begin Provided data
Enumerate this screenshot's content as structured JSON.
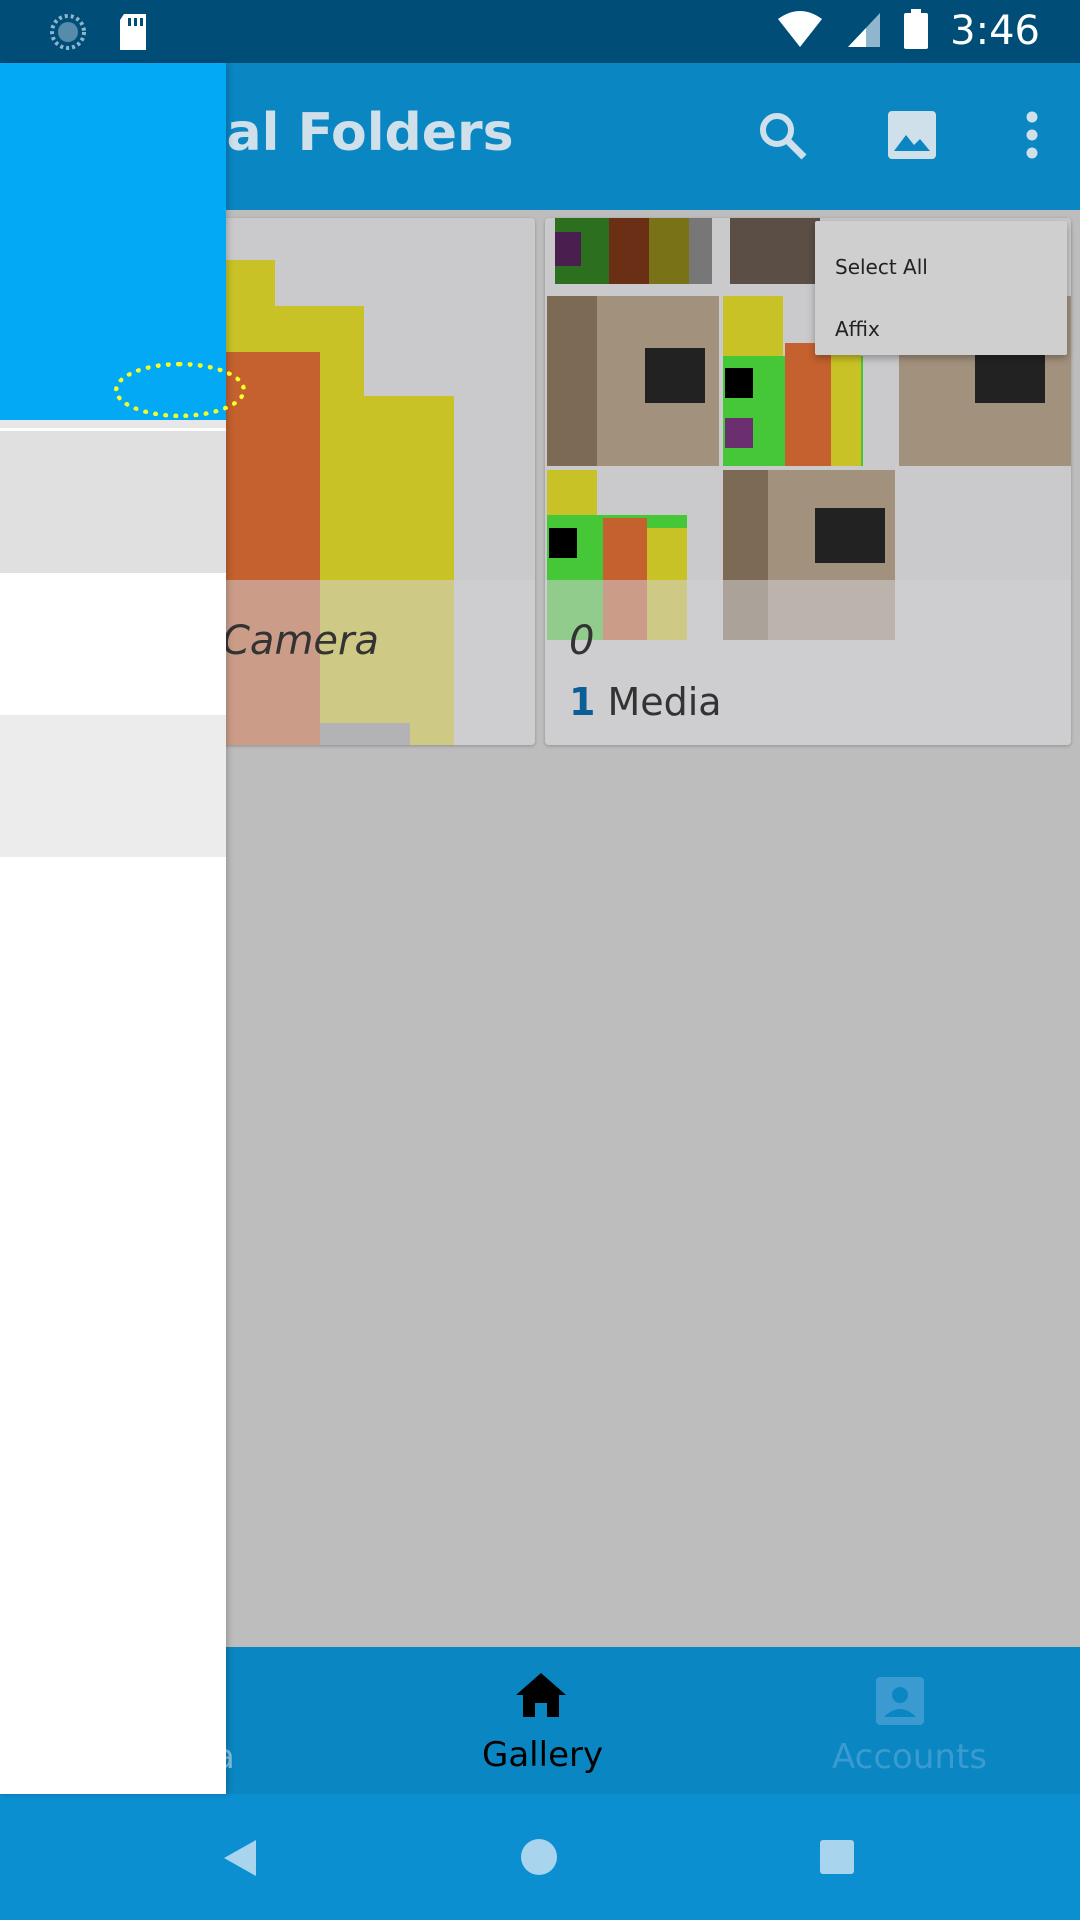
{
  "status_bar": {
    "time": "3:46",
    "icons": [
      "sync-icon",
      "sd-card-icon",
      "wifi-icon",
      "signal-icon",
      "battery-icon"
    ]
  },
  "app_bar": {
    "title": "ocal Folders",
    "actions": [
      "search-icon",
      "image-icon",
      "more-vert-icon"
    ]
  },
  "folders": [
    {
      "name": "Camera",
      "count": ""
    },
    {
      "name": "0",
      "count": "1",
      "count_label": "Media"
    }
  ],
  "overflow_menu": {
    "items": [
      "Select All",
      "Affix"
    ]
  },
  "bottom_nav": {
    "items": [
      {
        "label": "a",
        "icon": ""
      },
      {
        "label": "Gallery",
        "icon": "home-icon"
      },
      {
        "label": "Accounts",
        "icon": "account-box-icon"
      }
    ]
  },
  "system_nav": [
    "back-icon",
    "home-circle-icon",
    "recents-icon"
  ],
  "colors": {
    "status_bar": "#004e78",
    "app_bar": "#0a86c2",
    "drawer_header": "#03a9f4",
    "accent_number": "#0b5f96",
    "highlight": "#f5ff2a"
  }
}
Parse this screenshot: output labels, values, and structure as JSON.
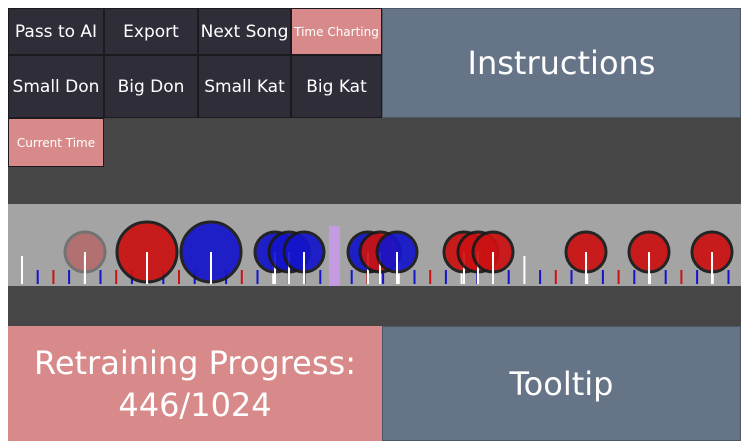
{
  "toolbar": {
    "row1": [
      {
        "label": "Pass to AI",
        "name": "pass-to-ai-button"
      },
      {
        "label": "Export",
        "name": "export-button"
      },
      {
        "label": "Next Song",
        "name": "next-song-button"
      },
      {
        "label": "Time Charting",
        "name": "time-charting-button"
      }
    ],
    "row2": [
      {
        "label": "Small Don",
        "name": "small-don-button"
      },
      {
        "label": "Big Don",
        "name": "big-don-button"
      },
      {
        "label": "Small Kat",
        "name": "small-kat-button"
      },
      {
        "label": "Big Kat",
        "name": "big-kat-button"
      }
    ],
    "current_time": "Current Time"
  },
  "instructions": {
    "label": "Instructions"
  },
  "progress": {
    "line1": "Retraining Progress:",
    "line2": "446/1024"
  },
  "tooltip": {
    "label": "Tooltip"
  },
  "colors": {
    "don": "#cc1111",
    "kat": "#1414cc",
    "accent_pink": "#d88a8a",
    "panel_slate": "#667487",
    "button_dark": "#2f2d38",
    "cursor": "#c49be0"
  },
  "notes": [
    {
      "kind": "don",
      "size": "small",
      "faded": true
    },
    {
      "kind": "don",
      "size": "big",
      "faded": false
    },
    {
      "kind": "kat",
      "size": "big",
      "faded": false
    },
    {
      "kind": "kat",
      "size": "small",
      "faded": false
    },
    {
      "kind": "kat",
      "size": "small",
      "faded": false
    },
    {
      "kind": "kat",
      "size": "small",
      "faded": false
    },
    {
      "kind": "kat",
      "size": "small",
      "faded": false
    },
    {
      "kind": "don",
      "size": "small",
      "faded": false
    },
    {
      "kind": "kat",
      "size": "small",
      "faded": false
    },
    {
      "kind": "don",
      "size": "small",
      "faded": false
    },
    {
      "kind": "don",
      "size": "small",
      "faded": false
    },
    {
      "kind": "don",
      "size": "small",
      "faded": false
    },
    {
      "kind": "don",
      "size": "small",
      "faded": false
    },
    {
      "kind": "don",
      "size": "small",
      "faded": false
    },
    {
      "kind": "don",
      "size": "small",
      "faded": false
    }
  ]
}
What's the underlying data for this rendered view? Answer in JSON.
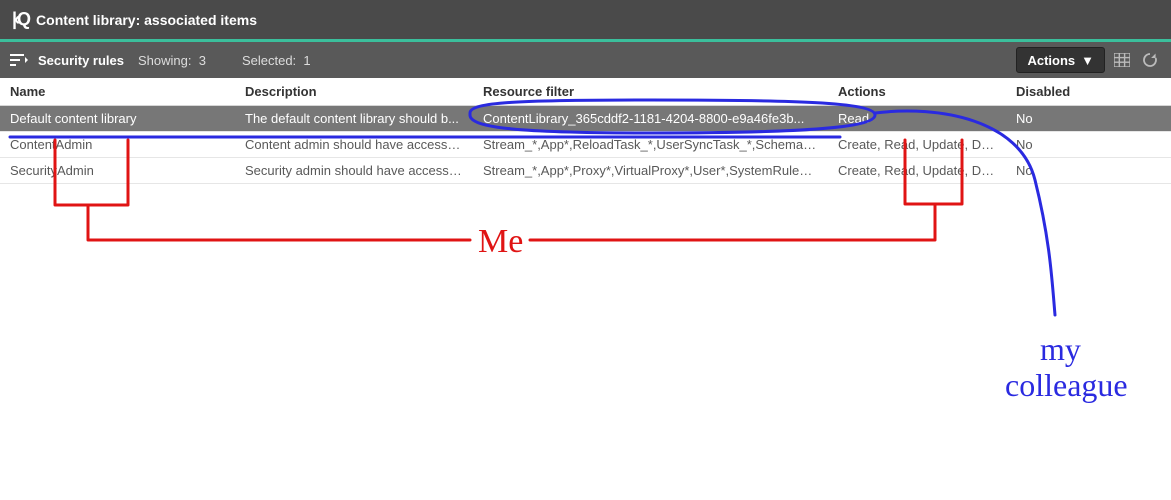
{
  "topbar": {
    "title": "Content library: associated items"
  },
  "toolbar": {
    "section_label": "Security rules",
    "showing_label": "Showing:",
    "showing_count": "3",
    "selected_label": "Selected:",
    "selected_count": "1",
    "actions_label": "Actions"
  },
  "columns": {
    "name": "Name",
    "description": "Description",
    "resource_filter": "Resource filter",
    "actions": "Actions",
    "disabled": "Disabled"
  },
  "rows": [
    {
      "selected": true,
      "name": "Default content library",
      "description": "The default content library should b...",
      "resource_filter": "ContentLibrary_365cddf2-1181-4204-8800-e9a46fe3b...",
      "actions": "Read",
      "disabled": "No"
    },
    {
      "selected": false,
      "name": "ContentAdmin",
      "description": "Content admin should have access r...",
      "resource_filter": "Stream_*,App*,ReloadTask_*,UserSyncTask_*,SchemaEv...",
      "actions": "Create, Read, Update, Del...",
      "disabled": "No"
    },
    {
      "selected": false,
      "name": "SecurityAdmin",
      "description": "Security admin should have access r...",
      "resource_filter": "Stream_*,App*,Proxy*,VirtualProxy*,User*,SystemRule_*,...",
      "actions": "Create, Read, Update, Del...",
      "disabled": "No"
    }
  ],
  "annotations": {
    "me_label": "Me",
    "colleague_label": "my\ncolleague"
  }
}
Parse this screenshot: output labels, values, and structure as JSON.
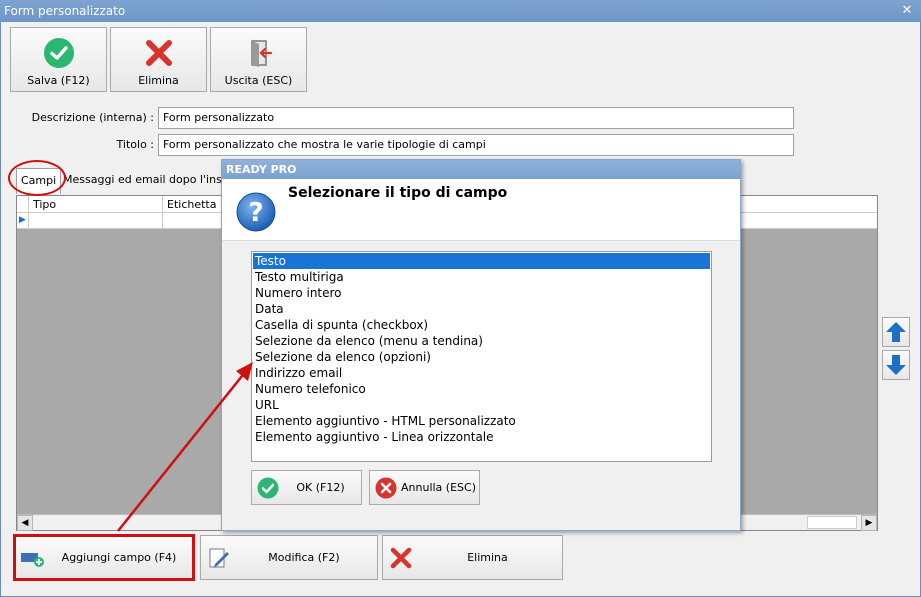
{
  "window": {
    "title": "Form personalizzato",
    "close_glyph": "✕"
  },
  "toolbar": {
    "save_label": "Salva (F12)",
    "delete_label": "Elimina",
    "exit_label": "Uscita (ESC)"
  },
  "form": {
    "description_label": "Descrizione (interna) :",
    "description_value": "Form personalizzato",
    "title_label": "Titolo :",
    "title_value": "Form personalizzato che mostra le varie tipologie di campi"
  },
  "tabs": [
    {
      "label": "Campi"
    },
    {
      "label": "Messaggi ed email dopo l'inserime"
    }
  ],
  "grid": {
    "columns": [
      "Tipo",
      "Etichetta"
    ],
    "row_indicator": "▶"
  },
  "side_buttons": {
    "up_icon": "arrow-up-icon",
    "down_icon": "arrow-down-icon"
  },
  "bottom": {
    "add_label": "Aggiungi campo (F4)",
    "edit_label": "Modifica (F2)",
    "delete_label": "Elimina"
  },
  "dialog": {
    "title": "READY PRO",
    "heading": "Selezionare il tipo di campo",
    "options": [
      "Testo",
      "Testo multiriga",
      "Numero intero",
      "Data",
      "Casella di spunta (checkbox)",
      "Selezione da elenco (menu a tendina)",
      "Selezione da elenco (opzioni)",
      "Indirizzo email",
      "Numero telefonico",
      "URL",
      "Elemento aggiuntivo - HTML personalizzato",
      "Elemento aggiuntivo - Linea orizzontale"
    ],
    "selected_index": 0,
    "ok_label": "OK (F12)",
    "cancel_label": "Annulla (ESC)"
  },
  "colors": {
    "highlight_red": "#d01010",
    "selection_blue": "#1874d5",
    "accent_green": "#2bb673",
    "accent_red": "#d6342c"
  }
}
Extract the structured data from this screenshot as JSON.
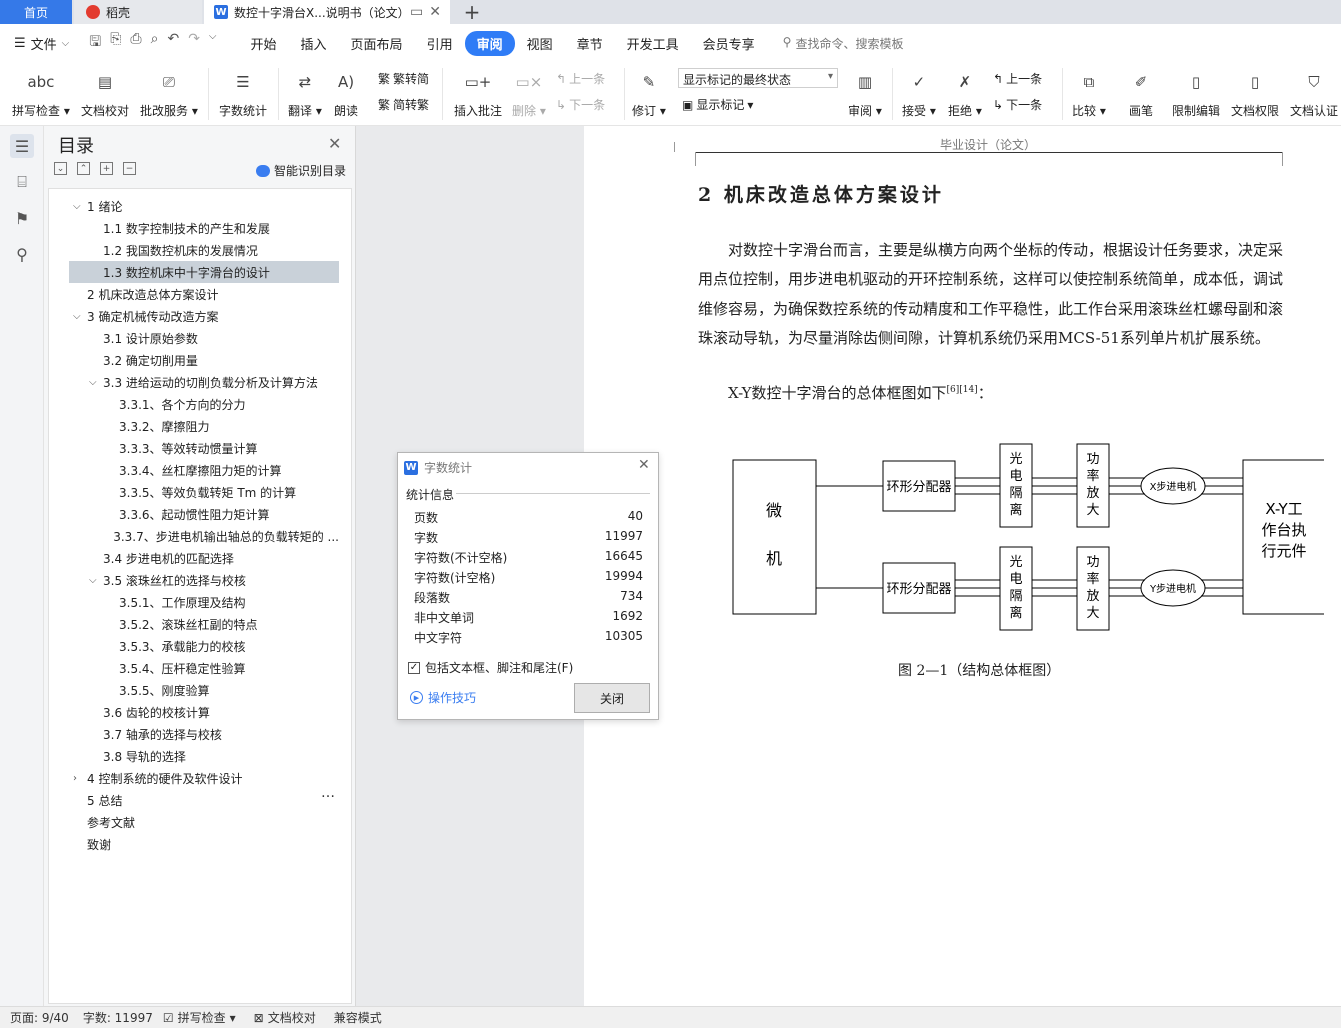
end Provided data
- To be done:
Repeat the data exactly in full, omitting its pictures.

- Solution:
Enumerate this screenshot's content as structured JSON.
{
  "status_bar": {
    "time": "3:46",
    "icons": [
      "sync-icon",
      "sd-card-icon",
      "wifi-icon",
      "signal-icon",
      "battery-icon"
    ]
  },
  "app_bar": {
    "title": "ocal Folders",
    "actions": [
      "search-icon",
      "image-icon",
      "more-vert-icon"
    ]
  },
  "folders": [
    {
      "name": "Camera",
      "count": ""
    },
    {
      "name": "0",
      "count": "1",
      "count_label": "Media"
    }
  ],
  "overflow_menu": {
    "items": [
      "Select All",
      "Affix"
    ]
  },
  "bottom_nav": {
    "items": [
      {
        "label": "a",
        "icon": ""
      },
      {
        "label": "Gallery",
        "icon": "home-icon"
      },
      {
        "label": "Accounts",
        "icon": "account-box-icon"
      }
    ]
  },
  "system_nav": [
    "back-icon",
    "home-circle-icon",
    "recents-icon"
  ],
  "colors": {
    "status_bar": "#004e78",
    "app_bar": "#0a86c2",
    "drawer_header": "#03a9f4",
    "accent_number": "#0b5f96",
    "highlight": "#f5ff2a"
  }
}
Parse this screenshot: output labels, values, and structure as JSON.
{
  "toolbar": {
    "row1": [
      {
        "label": "Pass to AI",
        "name": "pass-to-ai-button"
      },
      {
        "label": "Export",
        "name": "export-button"
      },
      {
        "label": "Next Song",
        "name": "next-song-button"
      },
      {
        "label": "Time Charting",
        "name": "time-charting-button"
      }
    ],
    "row2": [
      {
        "label": "Small Don",
        "name": "small-don-button"
      },
      {
        "label": "Big Don",
        "name": "big-don-button"
      },
      {
        "label": "Small Kat",
        "name": "small-kat-button"
      },
      {
        "label": "Big Kat",
        "name": "big-kat-button"
      }
    ],
    "current_time": "Current Time"
  },
  "instructions": {
    "label": "Instructions"
  },
  "progress": {
    "line1": "Retraining Progress:",
    "line2": "446/1024"
  },
  "tooltip": {
    "label": "Tooltip"
  },
  "colors": {
    "don": "#cc1111",
    "kat": "#1414cc",
    "accent_pink": "#d88a8a",
    "panel_slate": "#667487",
    "button_dark": "#2f2d38",
    "cursor": "#c49be0"
  },
  "notes": [
    {
      "kind": "don",
      "size": "small",
      "faded": true
    },
    {
      "kind": "don",
      "size": "big",
      "faded": false
    },
    {
      "kind": "kat",
      "size": "big",
      "faded": false
    },
    {
      "kind": "kat",
      "size": "small",
      "faded": false
    },
    {
      "kind": "kat",
      "size": "small",
      "faded": false
    },
    {
      "kind": "kat",
      "size": "small",
      "faded": false
    },
    {
      "kind": "kat",
      "size": "small",
      "faded": false
    },
    {
      "kind": "don",
      "size": "small",
      "faded": false
    },
    {
      "kind": "kat",
      "size": "small",
      "faded": false
    },
    {
      "kind": "don",
      "size": "small",
      "faded": false
    },
    {
      "kind": "don",
      "size": "small",
      "faded": false
    },
    {
      "kind": "don",
      "size": "small",
      "faded": false
    },
    {
      "kind": "don",
      "size": "small",
      "faded": false
    },
    {
      "kind": "don",
      "size": "small",
      "faded": false
    },
    {
      "kind": "don",
      "size": "small",
      "faded": false
    }
  ]
}
What's the underlying data for this rendered view? Answer in JSON.
{
  "topbar": {
    "title": "Content library: associated items"
  },
  "toolbar": {
    "section_label": "Security rules",
    "showing_label": "Showing:",
    "showing_count": "3",
    "selected_label": "Selected:",
    "selected_count": "1",
    "actions_label": "Actions"
  },
  "columns": {
    "name": "Name",
    "description": "Description",
    "resource_filter": "Resource filter",
    "actions": "Actions",
    "disabled": "Disabled"
  },
  "rows": [
    {
      "selected": true,
      "name": "Default content library",
      "description": "The default content library should b...",
      "resource_filter": "ContentLibrary_365cddf2-1181-4204-8800-e9a46fe3b...",
      "actions": "Read",
      "disabled": "No"
    },
    {
      "selected": false,
      "name": "ContentAdmin",
      "description": "Content admin should have access r...",
      "resource_filter": "Stream_*,App*,ReloadTask_*,UserSyncTask_*,SchemaEv...",
      "actions": "Create, Read, Update, Del...",
      "disabled": "No"
    },
    {
      "selected": false,
      "name": "SecurityAdmin",
      "description": "Security admin should have access r...",
      "resource_filter": "Stream_*,App*,Proxy*,VirtualProxy*,User*,SystemRule_*,...",
      "actions": "Create, Read, Update, Del...",
      "disabled": "No"
    }
  ],
  "annotations": {
    "me_label": "Me",
    "colleague_label": "my\ncolleague"
  }
}
Parse this screenshot: output labels, values, and structure as JSON.
{
  "window": {
    "title": "Form personalizzato",
    "close_glyph": "✕"
  },
  "toolbar": {
    "save_label": "Salva (F12)",
    "delete_label": "Elimina",
    "exit_label": "Uscita (ESC)"
  },
  "form": {
    "description_label": "Descrizione (interna) :",
    "description_value": "Form personalizzato",
    "title_label": "Titolo :",
    "title_value": "Form personalizzato che mostra le varie tipologie di campi"
  },
  "tabs": [
    {
      "label": "Campi"
    },
    {
      "label": "Messaggi ed email dopo l'inserime"
    }
  ],
  "grid": {
    "columns": [
      "Tipo",
      "Etichetta"
    ],
    "row_indicator": "▶"
  },
  "side_buttons": {
    "up_icon": "arrow-up-icon",
    "down_icon": "arrow-down-icon"
  },
  "bottom": {
    "add_label": "Aggiungi campo (F4)",
    "edit_label": "Modifica (F2)",
    "delete_label": "Elimina"
  },
  "dialog": {
    "title": "READY PRO",
    "heading": "Selezionare il tipo di campo",
    "options": [
      "Testo",
      "Testo multiriga",
      "Numero intero",
      "Data",
      "Casella di spunta (checkbox)",
      "Selezione da elenco (menu a tendina)",
      "Selezione da elenco (opzioni)",
      "Indirizzo email",
      "Numero telefonico",
      "URL",
      "Elemento aggiuntivo - HTML personalizzato",
      "Elemento aggiuntivo - Linea orizzontale"
    ],
    "selected_index": 0,
    "ok_label": "OK (F12)",
    "cancel_label": "Annulla (ESC)"
  },
  "colors": {
    "highlight_red": "#d01010",
    "selection_blue": "#1874d5",
    "accent_green": "#2bb673",
    "accent_red": "#d6342c"
  }
}
Extract the structured data from this screenshot as JSON.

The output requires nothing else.